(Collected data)
+++++

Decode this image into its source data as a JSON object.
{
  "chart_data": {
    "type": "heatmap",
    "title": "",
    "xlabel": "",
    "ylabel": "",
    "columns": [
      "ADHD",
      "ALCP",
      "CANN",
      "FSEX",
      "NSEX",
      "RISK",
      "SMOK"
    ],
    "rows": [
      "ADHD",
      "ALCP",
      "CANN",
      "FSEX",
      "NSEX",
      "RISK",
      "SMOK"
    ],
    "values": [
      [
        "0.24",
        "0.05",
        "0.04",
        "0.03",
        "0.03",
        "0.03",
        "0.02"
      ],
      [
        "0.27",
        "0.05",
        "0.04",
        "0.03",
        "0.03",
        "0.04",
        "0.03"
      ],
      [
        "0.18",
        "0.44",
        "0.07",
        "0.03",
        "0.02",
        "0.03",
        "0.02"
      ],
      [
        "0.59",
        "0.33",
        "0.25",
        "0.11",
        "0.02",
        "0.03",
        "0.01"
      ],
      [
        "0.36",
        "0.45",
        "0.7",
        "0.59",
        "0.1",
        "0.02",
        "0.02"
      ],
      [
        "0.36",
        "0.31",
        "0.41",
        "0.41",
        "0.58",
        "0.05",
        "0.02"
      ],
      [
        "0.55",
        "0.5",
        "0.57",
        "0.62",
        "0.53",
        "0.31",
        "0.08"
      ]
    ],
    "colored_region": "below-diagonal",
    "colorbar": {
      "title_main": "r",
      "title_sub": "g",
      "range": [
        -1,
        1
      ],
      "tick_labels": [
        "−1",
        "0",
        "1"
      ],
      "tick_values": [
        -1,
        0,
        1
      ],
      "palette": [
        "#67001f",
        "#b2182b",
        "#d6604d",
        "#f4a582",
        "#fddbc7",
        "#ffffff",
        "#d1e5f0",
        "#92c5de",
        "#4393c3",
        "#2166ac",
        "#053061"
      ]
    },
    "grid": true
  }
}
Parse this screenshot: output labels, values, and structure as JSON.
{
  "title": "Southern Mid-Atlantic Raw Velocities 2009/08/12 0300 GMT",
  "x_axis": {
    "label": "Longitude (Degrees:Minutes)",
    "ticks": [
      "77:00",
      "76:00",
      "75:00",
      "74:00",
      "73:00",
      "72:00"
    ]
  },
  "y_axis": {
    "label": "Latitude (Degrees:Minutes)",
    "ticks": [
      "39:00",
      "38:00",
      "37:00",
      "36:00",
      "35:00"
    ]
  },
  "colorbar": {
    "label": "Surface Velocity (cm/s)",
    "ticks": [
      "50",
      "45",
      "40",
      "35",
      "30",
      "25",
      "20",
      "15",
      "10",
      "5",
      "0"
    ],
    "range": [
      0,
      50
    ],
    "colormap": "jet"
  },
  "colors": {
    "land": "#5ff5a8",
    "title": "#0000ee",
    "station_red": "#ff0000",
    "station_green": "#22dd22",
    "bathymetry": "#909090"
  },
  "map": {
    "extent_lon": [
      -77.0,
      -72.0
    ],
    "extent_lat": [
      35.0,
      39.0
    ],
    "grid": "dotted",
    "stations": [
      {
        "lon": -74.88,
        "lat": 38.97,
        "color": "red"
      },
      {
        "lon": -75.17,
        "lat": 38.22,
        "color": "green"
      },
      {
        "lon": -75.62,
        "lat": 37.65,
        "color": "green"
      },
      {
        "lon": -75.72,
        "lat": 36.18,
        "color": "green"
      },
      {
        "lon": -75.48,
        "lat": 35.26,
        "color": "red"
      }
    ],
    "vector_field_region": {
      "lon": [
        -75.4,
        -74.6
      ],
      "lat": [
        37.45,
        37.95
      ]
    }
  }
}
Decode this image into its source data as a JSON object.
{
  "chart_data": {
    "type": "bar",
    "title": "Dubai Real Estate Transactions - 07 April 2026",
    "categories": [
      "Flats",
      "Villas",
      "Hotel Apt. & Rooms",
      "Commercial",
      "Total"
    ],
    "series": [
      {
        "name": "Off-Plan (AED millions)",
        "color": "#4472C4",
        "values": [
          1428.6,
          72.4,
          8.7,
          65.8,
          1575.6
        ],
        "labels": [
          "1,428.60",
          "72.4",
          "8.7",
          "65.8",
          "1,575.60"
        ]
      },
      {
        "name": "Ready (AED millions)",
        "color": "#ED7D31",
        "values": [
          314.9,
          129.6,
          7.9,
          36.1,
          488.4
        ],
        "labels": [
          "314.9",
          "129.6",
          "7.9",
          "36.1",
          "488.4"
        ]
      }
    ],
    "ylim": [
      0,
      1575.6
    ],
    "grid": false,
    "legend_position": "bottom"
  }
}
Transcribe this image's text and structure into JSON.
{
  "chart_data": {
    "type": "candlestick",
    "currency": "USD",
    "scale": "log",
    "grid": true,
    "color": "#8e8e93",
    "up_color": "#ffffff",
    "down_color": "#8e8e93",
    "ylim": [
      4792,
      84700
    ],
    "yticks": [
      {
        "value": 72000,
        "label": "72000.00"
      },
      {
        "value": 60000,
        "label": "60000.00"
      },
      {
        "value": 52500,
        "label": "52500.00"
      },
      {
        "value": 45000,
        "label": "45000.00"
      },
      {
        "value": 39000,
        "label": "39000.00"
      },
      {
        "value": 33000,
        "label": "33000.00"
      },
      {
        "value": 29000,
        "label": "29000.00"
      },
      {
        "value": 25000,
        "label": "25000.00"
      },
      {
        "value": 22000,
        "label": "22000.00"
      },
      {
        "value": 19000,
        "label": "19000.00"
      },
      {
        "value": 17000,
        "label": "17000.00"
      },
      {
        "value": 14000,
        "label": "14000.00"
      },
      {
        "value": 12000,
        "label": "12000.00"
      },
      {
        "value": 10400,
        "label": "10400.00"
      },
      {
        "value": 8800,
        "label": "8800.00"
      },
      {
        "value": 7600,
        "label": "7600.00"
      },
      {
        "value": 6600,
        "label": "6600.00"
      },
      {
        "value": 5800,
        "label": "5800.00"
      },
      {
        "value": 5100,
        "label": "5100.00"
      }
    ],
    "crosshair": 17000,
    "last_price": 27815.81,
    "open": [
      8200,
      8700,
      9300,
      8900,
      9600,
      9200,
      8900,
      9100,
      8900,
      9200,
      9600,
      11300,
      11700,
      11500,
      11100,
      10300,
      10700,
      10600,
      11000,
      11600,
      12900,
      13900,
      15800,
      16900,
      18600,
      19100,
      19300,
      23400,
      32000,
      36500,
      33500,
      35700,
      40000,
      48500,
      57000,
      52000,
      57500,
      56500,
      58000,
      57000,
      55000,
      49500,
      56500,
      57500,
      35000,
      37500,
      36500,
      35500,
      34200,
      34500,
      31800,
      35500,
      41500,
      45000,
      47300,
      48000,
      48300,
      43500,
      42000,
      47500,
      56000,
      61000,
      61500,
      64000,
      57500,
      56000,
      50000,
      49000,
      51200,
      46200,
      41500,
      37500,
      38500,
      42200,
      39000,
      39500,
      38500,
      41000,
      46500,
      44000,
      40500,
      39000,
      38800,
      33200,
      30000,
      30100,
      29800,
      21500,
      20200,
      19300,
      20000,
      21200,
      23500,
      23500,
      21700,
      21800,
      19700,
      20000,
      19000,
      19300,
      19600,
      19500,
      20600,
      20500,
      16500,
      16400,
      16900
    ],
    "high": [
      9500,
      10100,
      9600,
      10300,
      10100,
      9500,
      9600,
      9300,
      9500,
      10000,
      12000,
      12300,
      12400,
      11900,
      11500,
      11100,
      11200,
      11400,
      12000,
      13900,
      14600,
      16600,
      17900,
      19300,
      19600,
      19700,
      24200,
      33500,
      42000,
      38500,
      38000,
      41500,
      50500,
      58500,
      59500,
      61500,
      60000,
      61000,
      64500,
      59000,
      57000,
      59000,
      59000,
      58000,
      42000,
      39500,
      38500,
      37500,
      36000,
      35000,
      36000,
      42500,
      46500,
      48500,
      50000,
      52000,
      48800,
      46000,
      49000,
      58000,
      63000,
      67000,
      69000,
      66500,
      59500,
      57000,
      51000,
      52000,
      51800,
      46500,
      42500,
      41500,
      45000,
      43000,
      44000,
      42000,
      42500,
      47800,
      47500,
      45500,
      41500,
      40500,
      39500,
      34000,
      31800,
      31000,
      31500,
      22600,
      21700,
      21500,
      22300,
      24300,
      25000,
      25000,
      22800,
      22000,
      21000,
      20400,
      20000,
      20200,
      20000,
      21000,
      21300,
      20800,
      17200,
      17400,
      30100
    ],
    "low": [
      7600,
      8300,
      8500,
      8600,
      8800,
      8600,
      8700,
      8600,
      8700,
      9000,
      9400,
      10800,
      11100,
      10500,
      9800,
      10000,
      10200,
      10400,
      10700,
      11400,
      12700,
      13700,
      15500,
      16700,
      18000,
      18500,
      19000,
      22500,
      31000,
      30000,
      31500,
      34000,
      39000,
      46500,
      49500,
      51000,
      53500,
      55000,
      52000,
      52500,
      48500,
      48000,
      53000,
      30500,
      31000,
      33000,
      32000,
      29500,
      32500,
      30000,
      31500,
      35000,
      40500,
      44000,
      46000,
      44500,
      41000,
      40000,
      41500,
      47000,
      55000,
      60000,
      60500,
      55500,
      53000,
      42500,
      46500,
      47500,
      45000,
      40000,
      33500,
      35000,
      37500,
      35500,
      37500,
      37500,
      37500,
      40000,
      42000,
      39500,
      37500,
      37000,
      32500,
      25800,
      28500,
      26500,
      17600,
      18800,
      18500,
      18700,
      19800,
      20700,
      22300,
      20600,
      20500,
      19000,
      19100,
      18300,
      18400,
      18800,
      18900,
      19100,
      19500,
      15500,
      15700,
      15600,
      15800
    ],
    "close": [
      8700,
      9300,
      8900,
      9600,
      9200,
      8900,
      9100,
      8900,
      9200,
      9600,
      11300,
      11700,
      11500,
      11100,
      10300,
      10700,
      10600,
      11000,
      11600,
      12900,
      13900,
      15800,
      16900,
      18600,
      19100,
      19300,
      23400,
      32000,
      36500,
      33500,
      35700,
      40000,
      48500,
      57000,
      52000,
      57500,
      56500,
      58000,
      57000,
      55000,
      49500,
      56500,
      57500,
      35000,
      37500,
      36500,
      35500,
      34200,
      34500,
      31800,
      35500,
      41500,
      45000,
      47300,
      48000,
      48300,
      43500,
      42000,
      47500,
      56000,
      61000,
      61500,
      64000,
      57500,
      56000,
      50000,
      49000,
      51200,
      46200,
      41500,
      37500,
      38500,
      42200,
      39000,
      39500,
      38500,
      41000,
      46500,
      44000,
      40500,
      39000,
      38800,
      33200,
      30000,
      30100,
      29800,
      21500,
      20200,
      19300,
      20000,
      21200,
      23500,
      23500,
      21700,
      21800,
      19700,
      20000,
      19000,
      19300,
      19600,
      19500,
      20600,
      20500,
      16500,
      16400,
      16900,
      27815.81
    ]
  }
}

+++++

## Given task:
Determine how many lines in the data above contain the string "millions". Give nothing except the number.

## Solved problem:
2